■ INPUT RECORDS ■
BEGIN

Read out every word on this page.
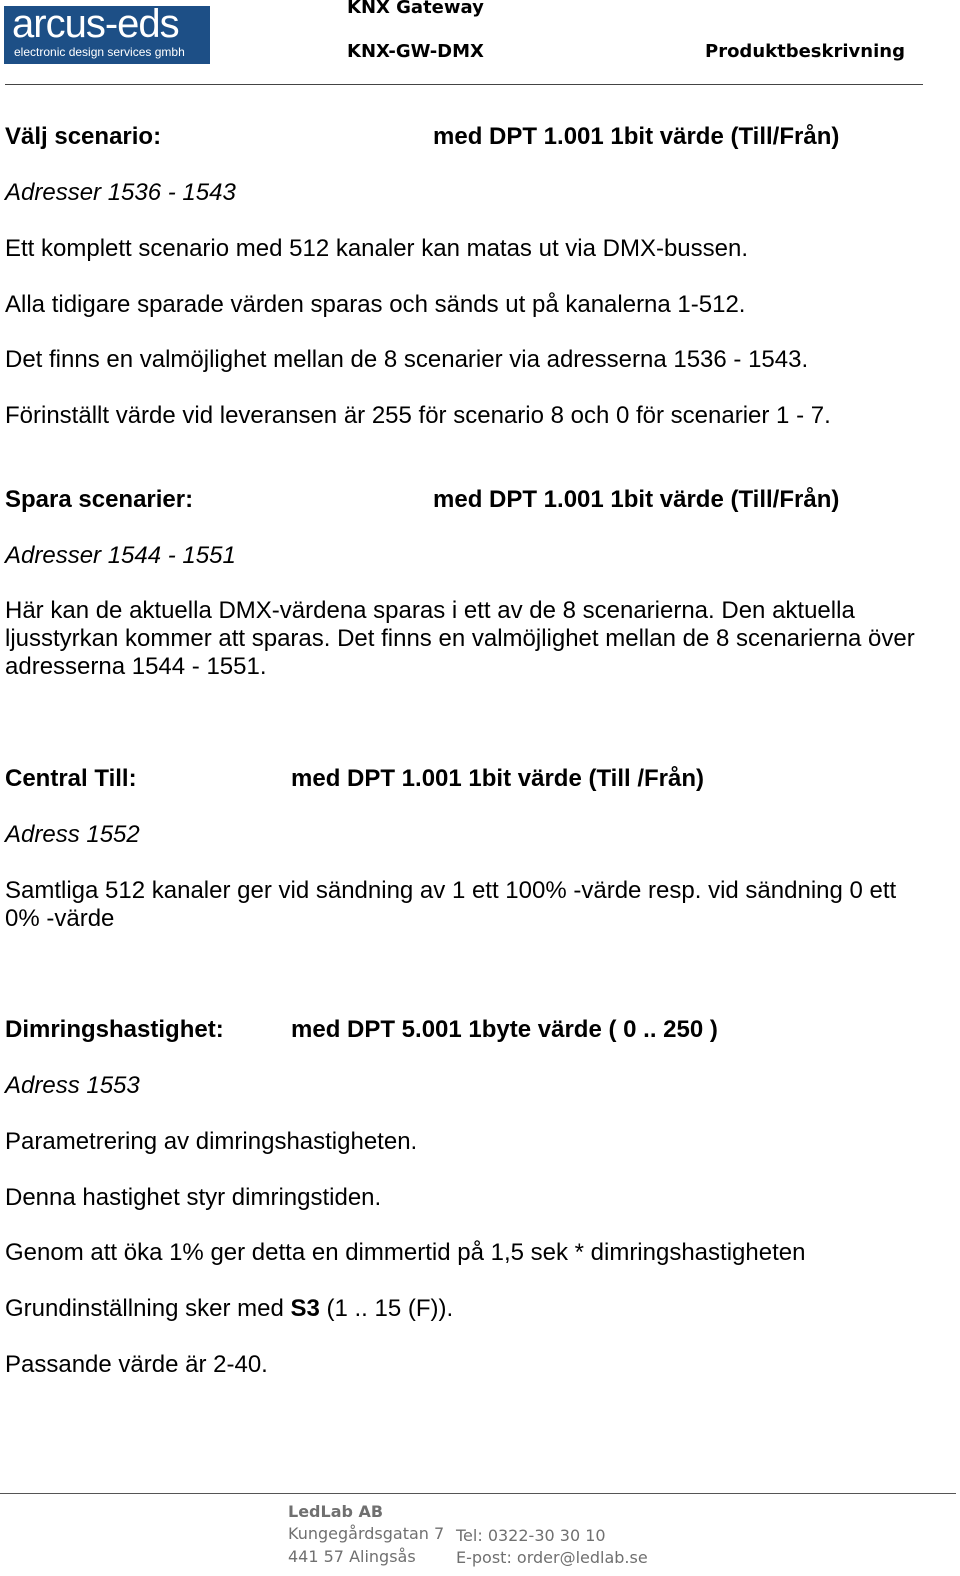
arcus-eds
electronic design services gmbh
KNX Gateway
KNX-GW-DMX	Produktbeskrivning
Välj scenario:	med DPT 1.001 1bit värde (Till/Från)
Adresser 1536 - 1543
Ett komplett scenario med 512 kanaler kan matas ut via DMX-bussen.
Alla tidigare sparade värden sparas och sänds ut på kanalerna 1-512.
Det finns en valmöjlighet mellan de 8 scenarier via adresserna 1536 - 1543.
Förinställt värde vid leveransen är 255 för scenario 8 och 0 för scenarier 1 - 7.
Spara scenarier:	med DPT 1.001 1bit värde (Till/Från)
Adresser 1544 - 1551
Här kan de aktuella DMX-värdena sparas i ett av de 8 scenarierna. Den aktuella ljusstyrkan kommer att sparas. Det finns en valmöjlighet mellan de 8 scenarierna över adresserna 1544 - 1551.
Central Till:	med DPT 1.001 1bit värde (Till /Från)
Adress 1552
Samtliga 512 kanaler ger vid sändning av 1 ett 100% -värde resp. vid sändning 0 ett 0% -värde
Dimringshastighet:	med DPT 5.001 1byte värde ( 0 .. 250 )
Adress 1553
Parametrering av dimringshastigheten.
Denna hastighet styr dimringstiden.
Genom att öka 1% ger detta en dimmertid på 1,5 sek * dimringshastigheten
Grundinställning sker med S3 (1 .. 15 (F)).
Passande värde är 2-40.
LedLab AB
Kungegårdsgatan 7
441 57 Alingsås
Tel: 0322-30 30 10
E-post: order@ledlab.se
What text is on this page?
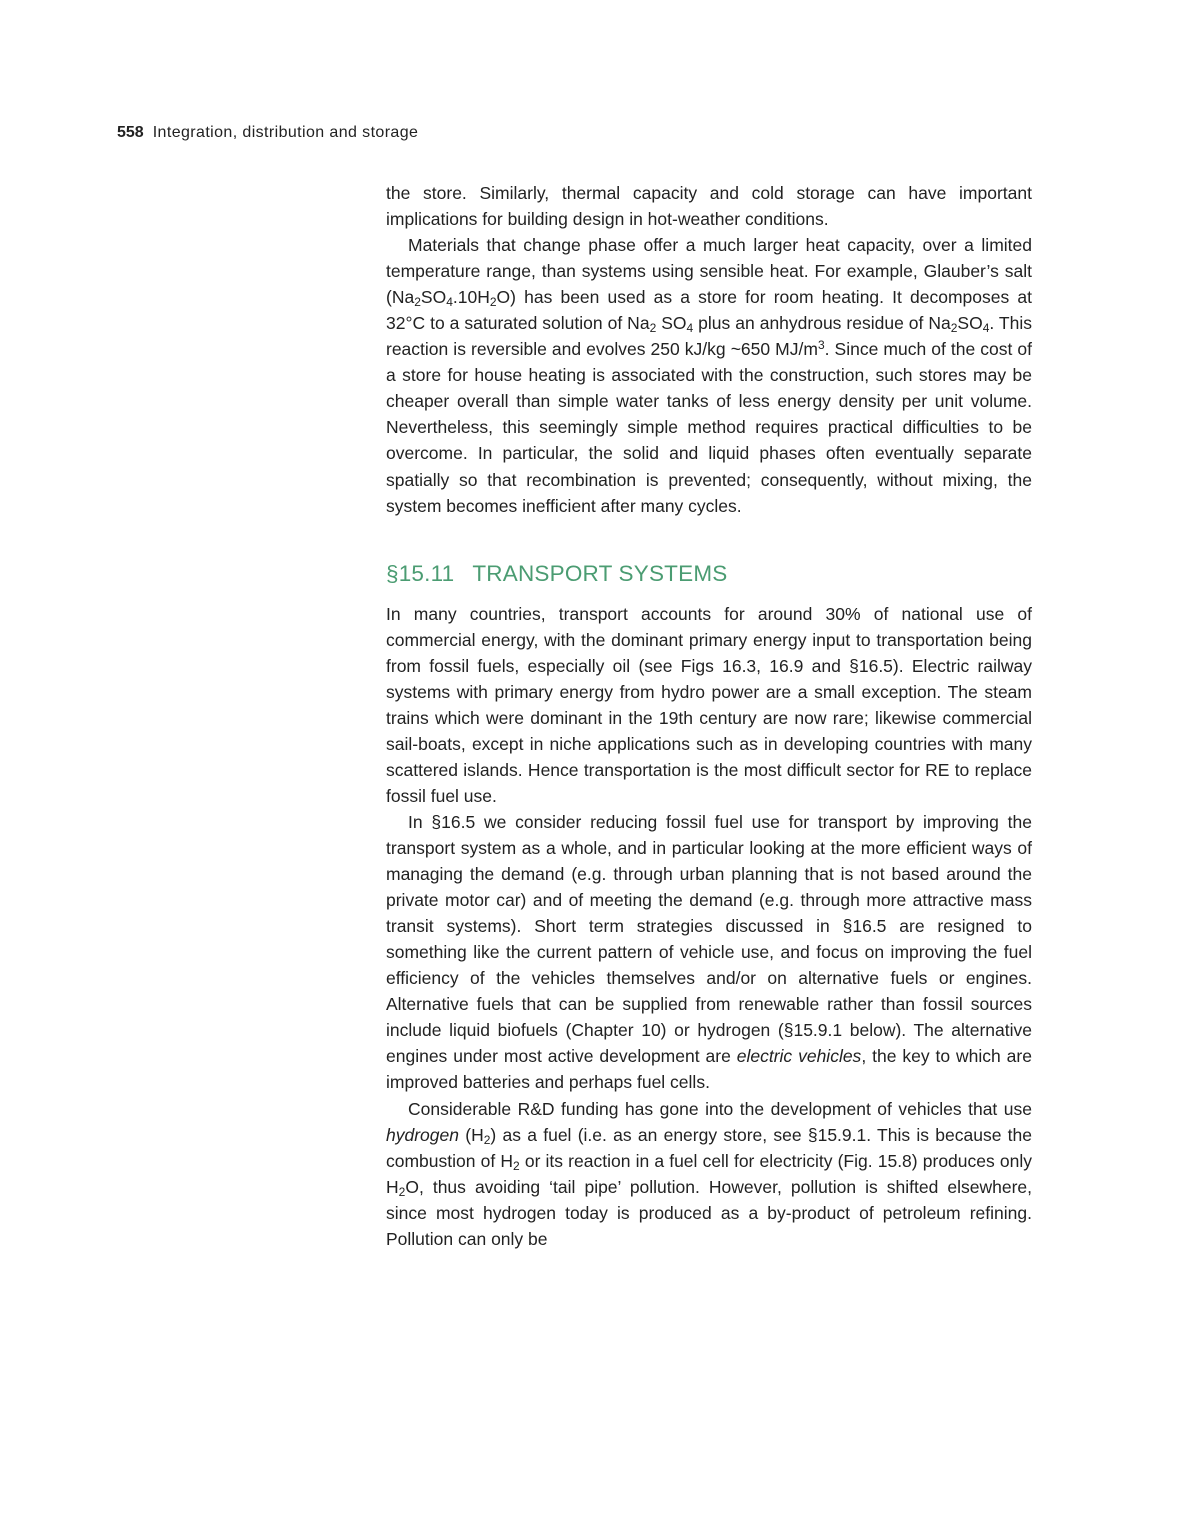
558 Integration, distribution and storage

the store. Similarly, thermal capacity and cold storage can have important implications for building design in hot-weather conditions.

Materials that change phase offer a much larger heat capacity, over a limited temperature range, than systems using sensible heat. For example, Glauber’s salt $(Na_2SO_4.10H_2O)$ has been used as a store for room heating. It decomposes at 32°C to a saturated solution of $Na_2$ $SO_4$ plus an anhydrous residue of $Na_2SO_4$. This reaction is reversible and evolves 250 kJ/kg ~650 $MJ/m^3$. Since much of the cost of a store for house heating is associated with the construction, such stores may be cheaper overall than simple water tanks of less energy density per unit volume. Nevertheless, this seemingly simple method requires practical difficulties to be overcome. In particular, the solid and liquid phases often eventually separate spatially so that recombination is prevented; consequently, without mixing, the system becomes inefficient after many cycles.

§15.11 TRANSPORT SYSTEMS

In many countries, transport accounts for around 30% of national use of commercial energy, with the dominant primary energy input to transportation being from fossil fuels, especially oil (see Figs 16.3, 16.9 and §16.5). Electric railway systems with primary energy from hydro power are a small exception. The steam trains which were dominant in the 19th century are now rare; likewise commercial sail-boats, except in niche applications such as in developing countries with many scattered islands. Hence transportation is the most difficult sector for RE to replace fossil fuel use.

In §16.5 we consider reducing fossil fuel use for transport by improving the transport system as a whole, and in particular looking at the more efficient ways of managing the demand (e.g. through urban planning that is not based around the private motor car) and of meeting the demand (e.g. through more attractive mass transit systems). Short term strategies discussed in §16.5 are resigned to something like the current pattern of vehicle use, and focus on improving the fuel efficiency of the vehicles themselves and/or on alternative fuels or engines. Alternative fuels that can be supplied from renewable rather than fossil sources include liquid biofuels (Chapter 10) or hydrogen (§15.9.1 below). The alternative engines under most active development are electric vehicles, the key to which are improved batteries and perhaps fuel cells.

Considerable R&D funding has gone into the development of vehicles that use hydrogen $(H_2)$ as a fuel (i.e. as an energy store, see §15.9.1. This is because the combustion of $H_2$ or its reaction in a fuel cell for electricity (Fig. 15.8) produces only $H_2O$, thus avoiding ‘tail pipe’ pollution. However, pollution is shifted elsewhere, since most hydrogen today is produced as a by-product of petroleum refining. Pollution can only be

END

Return each line of the material above in which the string "fuels" appears.

■ SOLUTION BELOW ■
In many countries, transport accounts for around 30% of national use of commercial energy, with the dominant primary energy input to transportation being from fossil fuels, especially oil (see Figs 16.3, 16.9 and §16.5). Electric railway systems with primary energy from hydro power are a small exception. The steam trains which were dominant in the 19th century are now rare; likewise commercial sail-boats, except in niche applications such as in developing countries with many scattered islands. Hence transportation is the most difficult sector for RE to replace fossil fuel use.
In §16.5 we consider reducing fossil fuel use for transport by improving the transport system as a whole, and in particular looking at the more efficient ways of managing the demand (e.g. through urban planning that is not based around the private motor car) and of meeting the demand (e.g. through more attractive mass transit systems). Short term strategies discussed in §16.5 are resigned to something like the current pattern of vehicle use, and focus on improving the fuel efficiency of the vehicles themselves and/or on alternative fuels or engines. Alternative fuels that can be supplied from renewable rather than fossil sources include liquid biofuels (Chapter 10) or hydrogen (§15.9.1 below). The alternative engines under most active development are electric vehicles, the key to which are improved batteries and perhaps fuel cells.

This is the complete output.